- _Your task_:
Extract each line of the records below that contains the word "Linear".

- _Listed records_:
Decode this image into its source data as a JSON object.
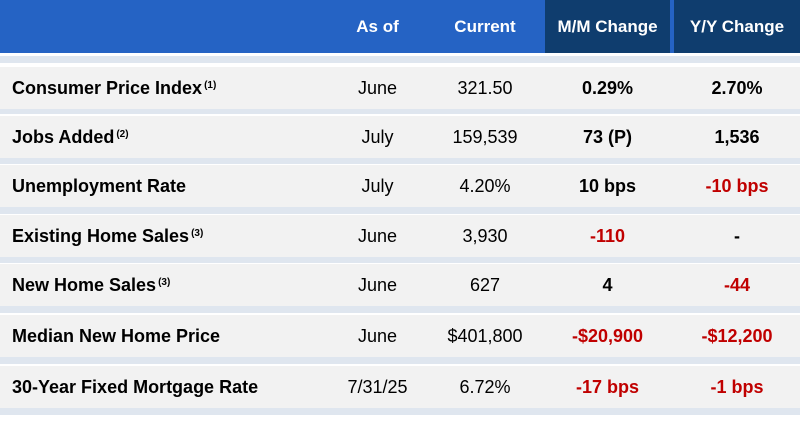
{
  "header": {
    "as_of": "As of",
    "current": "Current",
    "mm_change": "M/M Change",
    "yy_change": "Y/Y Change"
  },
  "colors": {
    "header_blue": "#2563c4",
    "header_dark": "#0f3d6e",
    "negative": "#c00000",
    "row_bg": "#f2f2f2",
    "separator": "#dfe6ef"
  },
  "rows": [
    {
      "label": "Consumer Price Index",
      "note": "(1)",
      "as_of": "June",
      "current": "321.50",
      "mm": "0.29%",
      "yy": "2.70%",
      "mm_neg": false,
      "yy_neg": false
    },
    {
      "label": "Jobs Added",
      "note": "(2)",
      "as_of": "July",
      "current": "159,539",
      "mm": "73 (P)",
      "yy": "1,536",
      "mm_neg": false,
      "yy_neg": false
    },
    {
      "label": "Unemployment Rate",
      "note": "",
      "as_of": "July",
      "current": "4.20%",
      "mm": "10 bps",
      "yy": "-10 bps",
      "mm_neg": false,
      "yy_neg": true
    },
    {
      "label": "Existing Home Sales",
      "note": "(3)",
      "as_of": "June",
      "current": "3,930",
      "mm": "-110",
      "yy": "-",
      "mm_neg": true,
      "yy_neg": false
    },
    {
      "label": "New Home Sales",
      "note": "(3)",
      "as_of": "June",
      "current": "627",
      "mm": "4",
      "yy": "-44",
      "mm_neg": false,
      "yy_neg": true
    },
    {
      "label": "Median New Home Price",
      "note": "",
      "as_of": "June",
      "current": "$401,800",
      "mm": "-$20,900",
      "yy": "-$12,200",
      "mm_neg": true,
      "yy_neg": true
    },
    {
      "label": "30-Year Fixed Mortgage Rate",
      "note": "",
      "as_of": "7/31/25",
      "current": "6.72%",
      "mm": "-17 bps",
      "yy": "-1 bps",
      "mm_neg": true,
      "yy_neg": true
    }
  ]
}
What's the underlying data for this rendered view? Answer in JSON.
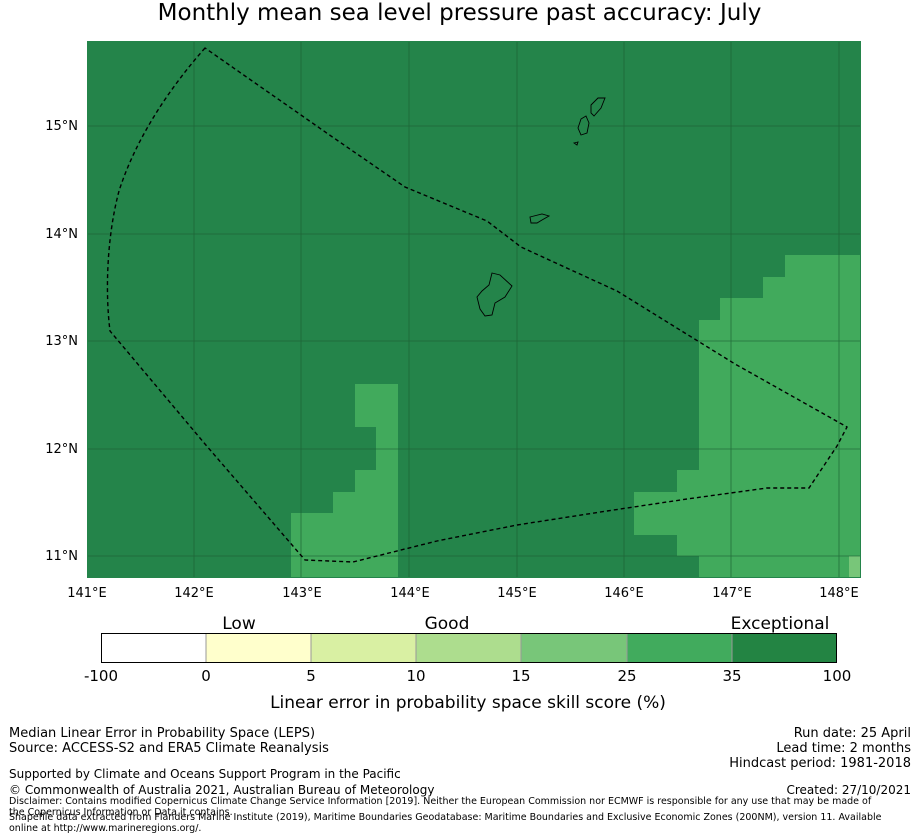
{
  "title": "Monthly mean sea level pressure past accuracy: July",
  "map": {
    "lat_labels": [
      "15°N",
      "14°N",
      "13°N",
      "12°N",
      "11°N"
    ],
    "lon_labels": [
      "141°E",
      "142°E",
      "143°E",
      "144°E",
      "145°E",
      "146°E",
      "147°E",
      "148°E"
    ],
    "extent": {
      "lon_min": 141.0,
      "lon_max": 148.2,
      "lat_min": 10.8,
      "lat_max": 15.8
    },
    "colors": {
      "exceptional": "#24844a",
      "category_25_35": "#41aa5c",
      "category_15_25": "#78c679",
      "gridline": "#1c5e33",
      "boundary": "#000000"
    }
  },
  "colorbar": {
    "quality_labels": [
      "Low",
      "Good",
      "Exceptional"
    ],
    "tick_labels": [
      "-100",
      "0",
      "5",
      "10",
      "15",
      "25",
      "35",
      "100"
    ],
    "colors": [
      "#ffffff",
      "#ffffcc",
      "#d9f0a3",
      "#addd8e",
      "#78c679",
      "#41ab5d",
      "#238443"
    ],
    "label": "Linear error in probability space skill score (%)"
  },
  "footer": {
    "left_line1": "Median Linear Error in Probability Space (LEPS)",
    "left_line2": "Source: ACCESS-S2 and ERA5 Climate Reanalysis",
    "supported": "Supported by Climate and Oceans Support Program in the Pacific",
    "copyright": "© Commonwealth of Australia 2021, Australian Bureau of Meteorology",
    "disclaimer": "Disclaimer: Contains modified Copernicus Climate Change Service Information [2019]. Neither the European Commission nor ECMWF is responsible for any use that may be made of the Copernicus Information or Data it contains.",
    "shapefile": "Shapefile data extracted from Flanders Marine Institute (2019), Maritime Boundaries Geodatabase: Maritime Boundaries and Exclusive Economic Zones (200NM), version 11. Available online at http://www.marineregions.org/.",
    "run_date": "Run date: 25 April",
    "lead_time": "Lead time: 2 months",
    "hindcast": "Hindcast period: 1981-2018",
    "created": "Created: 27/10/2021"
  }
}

- _Task solution_:
    "label": "Linear error in probability space skill score (%)"
    "left_line1": "Median Linear Error in Probability Space (LEPS)",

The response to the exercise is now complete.